[Data entries]
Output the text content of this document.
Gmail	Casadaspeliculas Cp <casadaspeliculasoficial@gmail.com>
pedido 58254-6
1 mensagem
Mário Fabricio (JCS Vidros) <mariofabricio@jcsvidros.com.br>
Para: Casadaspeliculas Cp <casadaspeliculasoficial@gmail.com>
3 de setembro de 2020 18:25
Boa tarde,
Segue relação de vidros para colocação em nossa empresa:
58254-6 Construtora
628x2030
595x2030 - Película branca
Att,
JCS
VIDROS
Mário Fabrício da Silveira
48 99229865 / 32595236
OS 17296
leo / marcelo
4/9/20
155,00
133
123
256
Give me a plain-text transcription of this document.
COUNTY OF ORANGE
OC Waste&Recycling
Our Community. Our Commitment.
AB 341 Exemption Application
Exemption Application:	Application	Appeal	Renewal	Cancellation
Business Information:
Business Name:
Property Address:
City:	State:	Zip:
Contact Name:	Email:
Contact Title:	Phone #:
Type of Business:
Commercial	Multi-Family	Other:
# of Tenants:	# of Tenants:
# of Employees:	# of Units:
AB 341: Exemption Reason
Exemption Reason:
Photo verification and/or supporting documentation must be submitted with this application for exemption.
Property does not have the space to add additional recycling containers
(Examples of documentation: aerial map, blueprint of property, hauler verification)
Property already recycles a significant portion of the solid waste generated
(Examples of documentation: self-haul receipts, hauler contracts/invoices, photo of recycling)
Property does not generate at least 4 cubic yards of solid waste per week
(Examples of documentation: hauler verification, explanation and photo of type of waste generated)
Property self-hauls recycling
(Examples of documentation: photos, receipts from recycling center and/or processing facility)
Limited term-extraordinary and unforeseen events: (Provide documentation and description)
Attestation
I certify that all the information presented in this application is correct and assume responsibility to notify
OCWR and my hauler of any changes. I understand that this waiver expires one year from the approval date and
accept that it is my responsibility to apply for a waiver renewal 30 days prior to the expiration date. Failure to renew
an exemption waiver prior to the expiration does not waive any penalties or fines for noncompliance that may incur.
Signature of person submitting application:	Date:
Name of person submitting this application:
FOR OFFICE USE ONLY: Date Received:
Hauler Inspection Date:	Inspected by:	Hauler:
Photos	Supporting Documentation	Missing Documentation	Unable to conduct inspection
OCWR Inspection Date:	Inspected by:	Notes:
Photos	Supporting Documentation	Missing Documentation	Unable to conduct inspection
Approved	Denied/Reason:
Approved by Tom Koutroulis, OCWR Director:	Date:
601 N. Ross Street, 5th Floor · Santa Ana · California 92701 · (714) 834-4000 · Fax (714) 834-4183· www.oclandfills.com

Problem requirements = Gather all the lines that include the word "person" and copy them out.

Full response =
Signature of person submitting application:	Date:
Name of person submitting this application:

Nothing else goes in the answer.